**ЗАДАНИЕ 1:** Перепишите без изменений отрывок из воспоминаний о школе, который начинается со слов «Класса до четвертого» и заканчивается словами «властью — страшное зрелище.».
**ЗАДАНИЕ 2:** Допишите воспоминания о школе, начав сразу после последнего приведенного в них предложения.

**ФРАГМЕНТ ДОКУМЕНТА:**
***

Прибегаю, говорю: “Эх, Миша, забыли мы про картину. Ну ничего, я кое-что успел нарисовать, сейчас отдадим”. А он мне говорит: “Ты сам отдавай. Я нарисовал, но от себя”. И достает три больших портрета, на толстом ватмане, красками, небывалое дело. Один портрет Ботвинника, другой Смыслова, третий Решевского (американского шахматиста, я его портрета раньше и не видел). Ботвинник даже, показалось, похоже был нарисован. Учительница говорит: “Я же вам велела вдвоем делать”. Мы молчим. Взяла портреты, восхитилась. Потом мой листик взяла, посмотрела, ничего не сказала. На перемене смотрю — он под столом валяется. Я был доволен, все обошлось. Но, думаю, все же и свинья этот Миша — ведь видно, что он не забыл про это задание. Такие портреты за полчаса не нарисуешь. Мог бы напомнить.
Когда постарше стали, он совсем стал неуверенным. Стал об учительницах выражаться нехорошими словами, чего у нас абсолютно не было. Это страшно всех коробило (хотя никто не решился его оборвать, застеснялись). Даже к нелюбимым, злым учителям у нас было почтение, особенно к женщинам. А дело было в том, что Миша стал подлизываться к хулиганам, к шпане. Их было в классе человека три-четыре. Не знаю, как сейчас, но тогда они образовывали свой особый мирок и не пытались навязать свои порядки всем остальным, не претендовали на власть. Возник какой-то негласный пакт — их не трогали, но они школу уважали. Им помогали, если надо, в учебе, но не из страха. Подлизываться к ним не было необходимости, но некоторые к ним липли. Возможно, были какие-то тайные отношения, тайный страх перед ними. В общем, Миша, будучи им совершенно чужим, в то же время оказался привязан. Его это, наверное, унижало, и в какое-то время он, в отместку, что ли, сам стал издеваться над слабыми. Дело было уже в седьмом классе, был у нас один безобидный мальчик, иногда его беззлобно называли “калека двадцатого века”. Как-то Миша на задней парте начал его шпынять, щипать, дразнить. Я на него наорал, а потом говорю: “После школы драться будем”. И при большом стечении любопытных мы дрались, измолотили друг другу лица. Противно вспомнить. Так и вижу его глаза, полные боли.
Надеюсь, что с возрастом он окреп и все преодолел, парень он был способный. Но в школе все мы, включая меня, отнеслись к нему безжалостно. Не приняли за “своего”, а наращивали счет. Никто ничего не поминал ему, но, видимо, подсознательно помнил. Вообще, похоже, что трудно живущие дети, какими мы были сразу после войны, легко сходятся для помощи друг другу, но безжалостны к чужакам. А может, и не только дети. Сейчас у нас этого пока не чувствуется, и не надо бы нашим новым “богатым” сплачивать “бедных” таким чувством.
Класса до четвертого я сам шел по скользкой дорожке, только в другом смысле. Как я уже говорил, учителя были измученными, работы у них было много, на свои дела времени не хватало. И нередко учительница отлучалась из класса, а меня оставляла вести урок. Я учился неплохо, со всеми был дружен и считался упорным. Я не отказывался, но принимал дело слишком всерьез. Если кто не слушался, не выполнял задания или мешал другим, я его наказывал — как настоящий учитель. Ребенок, возомнивший себя властью — страшное зрелище.

***

Строки набора данных:
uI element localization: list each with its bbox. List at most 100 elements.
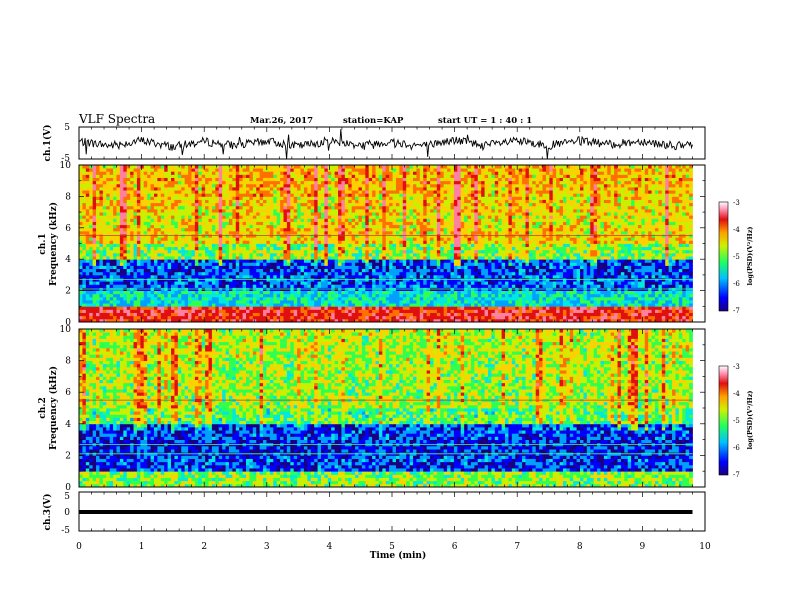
spectrogram-cell: [661, 306, 666, 310]
spectrogram-cell: [450, 303, 455, 307]
spectrogram-cell: [242, 309, 247, 313]
spectrogram-cell: [133, 252, 138, 257]
spectrogram-cell: [607, 312, 612, 317]
spectrogram-cell: [562, 318, 567, 323]
spectrogram-cell: [286, 318, 291, 323]
spectrogram-cell: [518, 293, 523, 298]
spectrogram-cell: [269, 249, 274, 254]
spectrogram-cell: [624, 281, 629, 285]
spectrogram-cell: [419, 240, 424, 244]
spectrogram-cell: [682, 284, 687, 288]
spectrogram-cell: [177, 249, 182, 254]
spectrogram-cell: [678, 306, 683, 310]
spectrogram-cell: [228, 318, 233, 323]
spectrogram-cell: [535, 309, 540, 313]
spectrogram-cell: [573, 249, 577, 254]
spectrogram-cell: [269, 243, 274, 248]
spectrogram-cell: [252, 315, 257, 320]
spectrogram-cell: [89, 265, 94, 270]
spectrogram-cell: [218, 274, 223, 279]
spectrogram-cell: [491, 303, 496, 307]
spectrogram-cell: [440, 268, 445, 273]
spectrogram-cell: [150, 265, 155, 270]
spectrogram-cell: [194, 293, 199, 298]
spectrogram-cell: [92, 271, 97, 276]
spectrogram-cell: [426, 237, 431, 241]
spectrogram-cell: [119, 290, 124, 295]
spectrogram-cell: [569, 252, 574, 257]
spectrogram-cell: [153, 318, 158, 323]
spectrogram-cell: [266, 296, 271, 301]
spectrogram-cell: [487, 274, 492, 279]
spectrogram-cell: [474, 252, 479, 257]
spectrogram-cell: [614, 262, 618, 266]
spectrogram-cell: [617, 309, 622, 313]
spectrogram-cell: [235, 274, 240, 279]
spectrogram-cell: [511, 252, 516, 257]
spectrogram-cell: [259, 318, 264, 323]
spectrogram-cell: [525, 284, 530, 288]
spectrogram-cell: [593, 246, 598, 251]
spectrogram-cell: [566, 252, 571, 257]
spectrogram-cell: [597, 243, 601, 248]
spectrogram-cell: [484, 271, 489, 276]
spectrogram-cell: [92, 268, 97, 273]
spectrogram-cell: [443, 290, 448, 295]
spectrogram-cell: [430, 300, 434, 304]
spectrogram-cell: [637, 237, 642, 241]
spectrogram-cell: [317, 240, 322, 244]
spectrogram-cell: [136, 240, 141, 244]
spectrogram-cell: [470, 306, 475, 310]
spectrogram-cell: [603, 259, 608, 263]
spectrogram-cell: [174, 243, 179, 248]
spectrogram-cell: [498, 274, 503, 279]
spectrogram-cell: [402, 306, 407, 310]
spectrogram-cell: [303, 312, 308, 317]
spectrogram-cell: [123, 249, 128, 254]
spectrogram-cell: [273, 246, 278, 251]
spectrogram-cell: [174, 259, 179, 263]
spectrogram-cell: [467, 268, 472, 273]
spectrogram-cell: [675, 318, 680, 323]
spectrogram-cell: [198, 249, 203, 254]
spectrogram-cell: [637, 262, 642, 266]
spectrogram-cell: [235, 306, 240, 310]
spectrogram-cell: [109, 237, 114, 241]
spectrogram-cell: [303, 309, 308, 313]
spectrogram-cell: [147, 300, 151, 304]
spectrogram-cell: [293, 246, 298, 251]
spectrogram-cell: [338, 303, 342, 307]
spectrogram-cell: [147, 318, 151, 323]
spectrogram-cell: [263, 252, 267, 257]
spectrogram-cell: [603, 296, 608, 301]
spectrogram-cell: [153, 268, 158, 273]
spectrogram-cell: [682, 281, 687, 285]
spectrogram-cell: [423, 306, 428, 310]
spectrogram-cell: [600, 312, 605, 317]
spectrogram-cell: [297, 296, 301, 301]
spectrogram-cell: [290, 256, 295, 260]
spectrogram-cell: [96, 262, 100, 266]
spectrogram-cell: [620, 262, 625, 266]
spectrogram-cell: [181, 265, 186, 270]
spectrogram-cell: [505, 303, 509, 307]
spectrogram-cell: [607, 281, 612, 285]
spectrogram-cell: [682, 249, 687, 254]
spectrogram-cell: [303, 271, 308, 276]
spectrogram-cell: [215, 240, 220, 244]
spectrogram-cell: [232, 300, 237, 304]
spectrogram-cell: [283, 252, 288, 257]
spectrogram-cell: [614, 306, 618, 310]
spectrogram-cell: [648, 265, 652, 270]
spectrogram-cell: [583, 309, 588, 313]
spectrogram-cell: [648, 271, 652, 276]
spectrogram-cell: [89, 284, 94, 288]
spectrogram-cell: [525, 303, 530, 307]
spectrogram-cell: [545, 252, 550, 257]
spectrogram-cell: [682, 237, 687, 241]
spectrogram-cell: [658, 246, 663, 251]
spectrogram-cell: [344, 240, 349, 244]
spectrogram-cell: [672, 281, 676, 285]
spectrogram-cell: [191, 268, 196, 273]
spectrogram-cell: [665, 296, 670, 301]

***

**ОТВЕТ К ЗАДАНИЮ 1:**
Класса до четвертого я сам шел по скользкой дорожке, только в другом смысле. Как я уже говорил, учителя были измученными, работы у них было много, на свои дела времени не хватало. И нередко учительница отлучалась из класса, а меня оставляла вести урок. Я учился неплохо, со всеми был дружен и считался упорным. Я не отказывался, но принимал дело слишком всерьез. Если кто не слушался, не выполнял задания или мешал другим, я его наказывал — как настоящий учитель. Ребенок, возомнивший себя властью — страшное зрелище.

**ОТВЕТ К ЗАДАНИЮ 2:**
Тогда в нашей школе учителя частично перекладывали обязанность наказывать на родителей, практически, на мать. Чтобы подать родителям сигнал о том, что учеником недовольны, учителя иногда отбирали у него шапку (мы почему-то тогда ходили даже в теплое время в кепках или тюбетейках). А если уж дело совсем плохо, то отбирали портфель или сумку. Тут уж мать не могла не заметить — если пришел сын домой без портфеля. По примеру учителей стал наказывать моих товарищей и я. Иногда шел домой и тащил три-четыре портфеля. Товарищи шли за мной и ныли: “Мурза, отдай портфель”.
После нескольких таких моих воспитательных действий ребята решили положить этому конец. Как-то я шел из школы, вдруг выбегает, как стадо, целая куча старшеклассников, а за ними один из моих одноклассников, Изотов. Старшие его спрашивают, показывая на меня: “Этот?”. Надавали мне затрещин. Когда говорят “искры из глаз сыпались”, это небольшое преувеличение. Я назавтра спрашиваю: “Что же ты, Изотик, на меня наябедничал?”. А он резонно отвечает: “Но ведь ты, Мурза, нас совсем замучил”. Я признал его правоту (про себя, конечно), и это послужило мне уроком на всю жизнь, за него я был благодарен моим товарищам. Причем почувствовал благодарность именно сразу — понял, что вовремя меня проучили и остановили. Моя жизнь в классе сразу резко упростилась, я вернулся в естество. Никакой размолвки у нас не возникло. Если Изотов жив и это прочтет, пусть знает. Вообще, мне в жизни с этим везло. Всегда находился кто-то, кто или удерживал меня от больших гадостей, или предупреждал их тяжелые последствия. Человек катится вниз, когда сделает что-то такое, чего поправить нельзя.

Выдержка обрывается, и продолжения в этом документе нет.